#### [TASK REQUIREMENTS]
Wherever a line holds the string "much", copy that line.

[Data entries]
--------------------

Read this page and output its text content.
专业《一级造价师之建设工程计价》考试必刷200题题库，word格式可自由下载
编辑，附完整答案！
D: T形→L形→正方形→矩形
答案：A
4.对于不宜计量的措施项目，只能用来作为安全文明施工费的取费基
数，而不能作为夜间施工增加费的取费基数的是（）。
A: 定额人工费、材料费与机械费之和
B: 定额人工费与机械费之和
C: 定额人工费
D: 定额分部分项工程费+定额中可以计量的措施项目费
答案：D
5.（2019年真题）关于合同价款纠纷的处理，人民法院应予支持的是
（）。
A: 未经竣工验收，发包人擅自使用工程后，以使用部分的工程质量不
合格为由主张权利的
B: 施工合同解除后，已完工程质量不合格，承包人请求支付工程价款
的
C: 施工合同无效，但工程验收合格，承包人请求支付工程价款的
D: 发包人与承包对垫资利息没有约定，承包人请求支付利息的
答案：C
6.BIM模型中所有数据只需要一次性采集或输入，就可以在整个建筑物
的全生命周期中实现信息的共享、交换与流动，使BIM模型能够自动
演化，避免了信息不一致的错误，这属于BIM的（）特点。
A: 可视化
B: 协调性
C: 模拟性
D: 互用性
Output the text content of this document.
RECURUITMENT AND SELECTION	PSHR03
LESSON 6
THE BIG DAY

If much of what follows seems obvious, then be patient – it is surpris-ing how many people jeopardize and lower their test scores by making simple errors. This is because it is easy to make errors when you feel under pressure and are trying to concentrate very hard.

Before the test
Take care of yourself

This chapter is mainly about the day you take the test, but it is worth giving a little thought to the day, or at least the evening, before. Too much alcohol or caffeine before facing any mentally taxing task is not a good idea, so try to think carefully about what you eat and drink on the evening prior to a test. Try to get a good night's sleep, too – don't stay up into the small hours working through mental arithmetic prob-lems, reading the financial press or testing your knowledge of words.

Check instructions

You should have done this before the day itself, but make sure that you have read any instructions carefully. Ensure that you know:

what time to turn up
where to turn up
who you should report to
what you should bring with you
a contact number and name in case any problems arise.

--------------------

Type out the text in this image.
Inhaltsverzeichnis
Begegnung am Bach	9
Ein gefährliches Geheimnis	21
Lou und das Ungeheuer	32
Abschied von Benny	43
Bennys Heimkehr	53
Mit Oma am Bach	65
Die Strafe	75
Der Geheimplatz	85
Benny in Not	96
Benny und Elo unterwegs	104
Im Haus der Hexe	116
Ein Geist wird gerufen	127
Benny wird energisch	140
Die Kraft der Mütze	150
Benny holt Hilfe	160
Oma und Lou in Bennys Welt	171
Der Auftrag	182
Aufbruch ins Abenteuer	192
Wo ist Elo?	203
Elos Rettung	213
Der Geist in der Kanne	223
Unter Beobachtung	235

--------------------

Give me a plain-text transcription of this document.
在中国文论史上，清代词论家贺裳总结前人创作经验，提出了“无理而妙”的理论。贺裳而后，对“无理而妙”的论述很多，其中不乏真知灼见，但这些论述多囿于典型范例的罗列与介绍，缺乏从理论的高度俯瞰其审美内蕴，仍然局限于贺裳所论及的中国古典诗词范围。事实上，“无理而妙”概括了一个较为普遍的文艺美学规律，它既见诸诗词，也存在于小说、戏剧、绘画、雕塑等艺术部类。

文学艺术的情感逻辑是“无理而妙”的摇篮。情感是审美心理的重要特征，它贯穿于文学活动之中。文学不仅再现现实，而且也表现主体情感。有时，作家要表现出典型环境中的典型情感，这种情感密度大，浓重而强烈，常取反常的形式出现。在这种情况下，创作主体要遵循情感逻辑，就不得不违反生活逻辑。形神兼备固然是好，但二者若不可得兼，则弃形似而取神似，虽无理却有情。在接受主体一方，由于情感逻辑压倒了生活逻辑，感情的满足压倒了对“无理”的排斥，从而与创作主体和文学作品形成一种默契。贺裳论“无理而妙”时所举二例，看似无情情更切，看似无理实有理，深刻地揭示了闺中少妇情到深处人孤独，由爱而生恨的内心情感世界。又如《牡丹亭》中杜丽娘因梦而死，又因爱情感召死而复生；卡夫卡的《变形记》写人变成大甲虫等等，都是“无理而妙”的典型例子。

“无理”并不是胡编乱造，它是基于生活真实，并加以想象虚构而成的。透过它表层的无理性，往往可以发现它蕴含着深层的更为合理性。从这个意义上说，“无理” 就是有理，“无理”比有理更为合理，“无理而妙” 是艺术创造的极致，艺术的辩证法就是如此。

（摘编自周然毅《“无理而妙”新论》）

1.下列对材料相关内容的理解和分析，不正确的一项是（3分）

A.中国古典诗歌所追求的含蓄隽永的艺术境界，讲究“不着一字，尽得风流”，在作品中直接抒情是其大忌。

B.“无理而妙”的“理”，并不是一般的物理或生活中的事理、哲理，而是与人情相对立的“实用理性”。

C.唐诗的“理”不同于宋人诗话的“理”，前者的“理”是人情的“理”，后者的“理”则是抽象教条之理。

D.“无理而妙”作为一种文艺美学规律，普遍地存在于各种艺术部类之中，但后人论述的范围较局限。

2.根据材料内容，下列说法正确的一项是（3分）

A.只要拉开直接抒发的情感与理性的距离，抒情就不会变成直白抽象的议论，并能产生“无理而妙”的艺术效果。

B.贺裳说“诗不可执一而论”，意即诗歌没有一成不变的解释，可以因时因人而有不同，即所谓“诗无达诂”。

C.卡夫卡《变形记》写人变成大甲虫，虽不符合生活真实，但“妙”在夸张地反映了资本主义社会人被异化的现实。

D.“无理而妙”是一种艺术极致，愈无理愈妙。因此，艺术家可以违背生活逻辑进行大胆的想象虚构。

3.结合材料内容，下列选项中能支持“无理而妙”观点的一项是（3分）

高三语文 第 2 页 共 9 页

--------------------

#### [SOLUTION TO THE PROBLEM]
If much of what follows seems obvious, then be patient – it is surpris-ing how many people jeopardize and lower their test scores by making simple errors. This is because it is easy to make errors when you feel under pressure and are trying to concentrate very hard.
This chapter is mainly about the day you take the test, but it is worth giving a little thought to the day, or at least the evening, before. Too much alcohol or caffeine before facing any mentally taxing task is not a good idea, so try to think carefully about what you eat and drink on the evening prior to a test. Try to get a good night's sleep, too – don't stay up into the small hours working through mental arithmetic prob-lems, reading the financial press or testing your knowledge of words.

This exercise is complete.